Task directions ->
Take the data below and repeat it exactly.

Material supplied ->
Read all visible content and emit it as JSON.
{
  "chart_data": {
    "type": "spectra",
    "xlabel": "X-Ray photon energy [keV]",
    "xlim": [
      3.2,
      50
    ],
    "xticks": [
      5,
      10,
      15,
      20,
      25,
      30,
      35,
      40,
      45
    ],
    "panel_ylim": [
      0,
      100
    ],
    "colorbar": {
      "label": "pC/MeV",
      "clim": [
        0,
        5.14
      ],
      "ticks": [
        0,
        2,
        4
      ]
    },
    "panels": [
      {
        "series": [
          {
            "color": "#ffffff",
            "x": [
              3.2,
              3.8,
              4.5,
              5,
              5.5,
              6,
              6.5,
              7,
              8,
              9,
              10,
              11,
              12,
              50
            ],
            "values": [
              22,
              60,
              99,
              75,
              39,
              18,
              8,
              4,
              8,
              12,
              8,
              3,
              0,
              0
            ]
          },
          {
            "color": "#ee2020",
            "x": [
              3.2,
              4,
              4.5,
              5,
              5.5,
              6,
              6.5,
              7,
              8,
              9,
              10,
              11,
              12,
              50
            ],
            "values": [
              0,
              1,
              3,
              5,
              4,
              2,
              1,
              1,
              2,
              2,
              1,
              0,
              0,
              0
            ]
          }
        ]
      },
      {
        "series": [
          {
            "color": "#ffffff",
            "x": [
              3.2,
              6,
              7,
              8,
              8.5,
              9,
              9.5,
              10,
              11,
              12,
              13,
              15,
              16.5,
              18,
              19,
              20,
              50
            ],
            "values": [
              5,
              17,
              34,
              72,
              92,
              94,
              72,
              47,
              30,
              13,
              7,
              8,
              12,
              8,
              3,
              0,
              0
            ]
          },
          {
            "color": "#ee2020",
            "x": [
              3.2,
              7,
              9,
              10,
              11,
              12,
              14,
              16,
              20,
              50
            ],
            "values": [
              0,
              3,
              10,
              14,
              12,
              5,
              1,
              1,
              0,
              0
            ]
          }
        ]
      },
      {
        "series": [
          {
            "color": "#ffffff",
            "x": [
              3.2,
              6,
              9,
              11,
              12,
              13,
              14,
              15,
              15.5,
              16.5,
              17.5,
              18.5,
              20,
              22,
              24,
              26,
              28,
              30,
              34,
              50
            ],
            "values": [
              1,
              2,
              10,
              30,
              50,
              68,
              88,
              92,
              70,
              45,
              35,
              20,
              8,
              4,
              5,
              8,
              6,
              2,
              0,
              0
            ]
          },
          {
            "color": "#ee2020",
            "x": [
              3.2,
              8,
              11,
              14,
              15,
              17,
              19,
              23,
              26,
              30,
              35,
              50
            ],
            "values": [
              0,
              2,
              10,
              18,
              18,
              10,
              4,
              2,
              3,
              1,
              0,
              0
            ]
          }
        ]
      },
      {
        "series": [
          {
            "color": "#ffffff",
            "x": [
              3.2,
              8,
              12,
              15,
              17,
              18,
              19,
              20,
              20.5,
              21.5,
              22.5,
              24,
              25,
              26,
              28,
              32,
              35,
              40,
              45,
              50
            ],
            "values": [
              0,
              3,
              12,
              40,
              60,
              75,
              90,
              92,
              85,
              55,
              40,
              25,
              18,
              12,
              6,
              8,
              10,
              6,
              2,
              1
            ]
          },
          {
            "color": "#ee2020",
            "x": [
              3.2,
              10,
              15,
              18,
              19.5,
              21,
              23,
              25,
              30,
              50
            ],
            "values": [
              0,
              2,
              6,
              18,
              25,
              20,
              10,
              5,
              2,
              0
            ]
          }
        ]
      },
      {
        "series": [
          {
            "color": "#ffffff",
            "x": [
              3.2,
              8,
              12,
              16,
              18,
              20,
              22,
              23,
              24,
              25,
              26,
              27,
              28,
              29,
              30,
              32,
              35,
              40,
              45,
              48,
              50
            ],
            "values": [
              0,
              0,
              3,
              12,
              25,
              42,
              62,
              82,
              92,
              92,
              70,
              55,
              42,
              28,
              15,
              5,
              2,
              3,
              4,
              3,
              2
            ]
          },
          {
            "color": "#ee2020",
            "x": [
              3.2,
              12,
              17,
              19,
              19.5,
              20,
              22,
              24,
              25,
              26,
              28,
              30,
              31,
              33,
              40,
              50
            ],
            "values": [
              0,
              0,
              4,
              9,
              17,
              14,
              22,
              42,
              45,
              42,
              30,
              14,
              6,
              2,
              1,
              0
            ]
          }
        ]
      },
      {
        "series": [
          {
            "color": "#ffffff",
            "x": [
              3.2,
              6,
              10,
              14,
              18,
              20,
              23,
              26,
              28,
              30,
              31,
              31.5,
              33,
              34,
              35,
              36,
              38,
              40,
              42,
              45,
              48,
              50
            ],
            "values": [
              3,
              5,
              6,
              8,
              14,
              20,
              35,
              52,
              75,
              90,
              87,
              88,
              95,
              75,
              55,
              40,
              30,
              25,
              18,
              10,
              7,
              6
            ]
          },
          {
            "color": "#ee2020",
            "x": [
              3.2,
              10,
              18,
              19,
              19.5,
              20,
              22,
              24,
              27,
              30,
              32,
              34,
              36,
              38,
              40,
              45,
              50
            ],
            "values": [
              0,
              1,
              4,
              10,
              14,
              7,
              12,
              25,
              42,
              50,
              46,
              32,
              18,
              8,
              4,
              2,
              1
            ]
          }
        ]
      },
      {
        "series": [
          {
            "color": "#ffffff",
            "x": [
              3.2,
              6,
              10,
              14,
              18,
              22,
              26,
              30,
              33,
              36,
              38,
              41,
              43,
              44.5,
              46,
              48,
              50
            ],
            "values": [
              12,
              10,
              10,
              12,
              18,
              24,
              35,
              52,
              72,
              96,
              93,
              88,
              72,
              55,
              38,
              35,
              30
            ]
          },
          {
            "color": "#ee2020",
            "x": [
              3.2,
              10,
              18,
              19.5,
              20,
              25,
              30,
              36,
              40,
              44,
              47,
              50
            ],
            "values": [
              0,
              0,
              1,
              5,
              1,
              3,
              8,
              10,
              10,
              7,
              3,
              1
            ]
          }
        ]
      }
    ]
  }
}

Expected answer ->
Read all visible content and emit it as JSON.
{
  "chart_data": {
    "type": "spectra",
    "xlabel": "X-Ray photon energy [keV]",
    "xlim": [
      3.2,
      50
    ],
    "xticks": [
      5,
      10,
      15,
      20,
      25,
      30,
      35,
      40,
      45
    ],
    "panel_ylim": [
      0,
      100
    ],
    "colorbar": {
      "label": "pC/MeV",
      "clim": [
        0,
        5.14
      ],
      "ticks": [
        0,
        2,
        4
      ]
    },
    "panels": [
      {
        "series": [
          {
            "color": "#ffffff",
            "x": [
              3.2,
              3.8,
              4.5,
              5,
              5.5,
              6,
              6.5,
              7,
              8,
              9,
              10,
              11,
              12,
              50
            ],
            "values": [
              22,
              60,
              99,
              75,
              39,
              18,
              8,
              4,
              8,
              12,
              8,
              3,
              0,
              0
            ]
          },
          {
            "color": "#ee2020",
            "x": [
              3.2,
              4,
              4.5,
              5,
              5.5,
              6,
              6.5,
              7,
              8,
              9,
              10,
              11,
              12,
              50
            ],
            "values": [
              0,
              1,
              3,
              5,
              4,
              2,
              1,
              1,
              2,
              2,
              1,
              0,
              0,
              0
            ]
          }
        ]
      },
      {
        "series": [
          {
            "color": "#ffffff",
            "x": [
              3.2,
              6,
              7,
              8,
              8.5,
              9,
              9.5,
              10,
              11,
              12,
              13,
              15,
              16.5,
              18,
              19,
              20,
              50
            ],
            "values": [
              5,
              17,
              34,
              72,
              92,
              94,
              72,
              47,
              30,
              13,
              7,
              8,
              12,
              8,
              3,
              0,
              0
            ]
          },
          {
            "color": "#ee2020",
            "x": [
              3.2,
              7,
              9,
              10,
              11,
              12,
              14,
              16,
              20,
              50
            ],
            "values": [
              0,
              3,
              10,
              14,
              12,
              5,
              1,
              1,
              0,
              0
            ]
          }
        ]
      },
      {
        "series": [
          {
            "color": "#ffffff",
            "x": [
              3.2,
              6,
              9,
              11,
              12,
              13,
              14,
              15,
              15.5,
              16.5,
              17.5,
              18.5,
              20,
              22,
              24,
              26,
              28,
              30,
              34,
              50
            ],
            "values": [
              1,
              2,
              10,
              30,
              50,
              68,
              88,
              92,
              70,
              45,
              35,
              20,
              8,
              4,
              5,
              8,
              6,
              2,
              0,
              0
            ]
          },
          {
            "color": "#ee2020",
            "x": [
              3.2,
              8,
              11,
              14,
              15,
              17,
              19,
              23,
              26,
              30,
              35,
              50
            ],
            "values": [
              0,
              2,
              10,
              18,
              18,
              10,
              4,
              2,
              3,
              1,
              0,
              0
            ]
          }
        ]
      },
      {
        "series": [
          {
            "color": "#ffffff",
            "x": [
              3.2,
              8,
              12,
              15,
              17,
              18,
              19,
              20,
              20.5,
              21.5,
              22.5,
              24,
              25,
              26,
              28,
              32,
              35,
              40,
              45,
              50
            ],
            "values": [
              0,
              3,
              12,
              40,
              60,
              75,
              90,
              92,
              85,
              55,
              40,
              25,
              18,
              12,
              6,
              8,
              10,
              6,
              2,
              1
            ]
          },
          {
            "color": "#ee2020",
            "x": [
              3.2,
              10,
              15,
              18,
              19.5,
              21,
              23,
              25,
              30,
              50
            ],
            "values": [
              0,
              2,
              6,
              18,
              25,
              20,
              10,
              5,
              2,
              0
            ]
          }
        ]
      },
      {
        "series": [
          {
            "color": "#ffffff",
            "x": [
              3.2,
              8,
              12,
              16,
              18,
              20,
              22,
              23,
              24,
              25,
              26,
              27,
              28,
              29,
              30,
              32,
              35,
              40,
              45,
              48,
              50
            ],
            "values": [
              0,
              0,
              3,
              12,
              25,
              42,
              62,
              82,
              92,
              92,
              70,
              55,
              42,
              28,
              15,
              5,
              2,
              3,
              4,
              3,
              2
            ]
          },
          {
            "color": "#ee2020",
            "x": [
              3.2,
              12,
              17,
              19,
              19.5,
              20,
              22,
              24,
              25,
              26,
              28,
              30,
              31,
              33,
              40,
              50
            ],
            "values": [
              0,
              0,
              4,
              9,
              17,
              14,
              22,
              42,
              45,
              42,
              30,
              14,
              6,
              2,
              1,
              0
            ]
          }
        ]
      },
      {
        "series": [
          {
            "color": "#ffffff",
            "x": [
              3.2,
              6,
              10,
              14,
              18,
              20,
              23,
              26,
              28,
              30,
              31,
              31.5,
              33,
              34,
              35,
              36,
              38,
              40,
              42,
              45,
              48,
              50
            ],
            "values": [
              3,
              5,
              6,
              8,
              14,
              20,
              35,
              52,
              75,
              90,
              87,
              88,
              95,
              75,
              55,
              40,
              30,
              25,
              18,
              10,
              7,
              6
            ]
          },
          {
            "color": "#ee2020",
            "x": [
              3.2,
              10,
              18,
              19,
              19.5,
              20,
              22,
              24,
              27,
              30,
              32,
              34,
              36,
              38,
              40,
              45,
              50
            ],
            "values": [
              0,
              1,
              4,
              10,
              14,
              7,
              12,
              25,
              42,
              50,
              46,
              32,
              18,
              8,
              4,
              2,
              1
            ]
          }
        ]
      },
      {
        "series": [
          {
            "color": "#ffffff",
            "x": [
              3.2,
              6,
              10,
              14,
              18,
              22,
              26,
              30,
              33,
              36,
              38,
              41,
              43,
              44.5,
              46,
              48,
              50
            ],
            "values": [
              12,
              10,
              10,
              12,
              18,
              24,
              35,
              52,
              72,
              96,
              93,
              88,
              72,
              55,
              38,
              35,
              30
            ]
          },
          {
            "color": "#ee2020",
            "x": [
              3.2,
              10,
              18,
              19.5,
              20,
              25,
              30,
              36,
              40,
              44,
              47,
              50
            ],
            "values": [
              0,
              0,
              1,
              5,
              1,
              3,
              8,
              10,
              10,
              7,
              3,
              1
            ]
          }
        ]
      }
    ]
  }
}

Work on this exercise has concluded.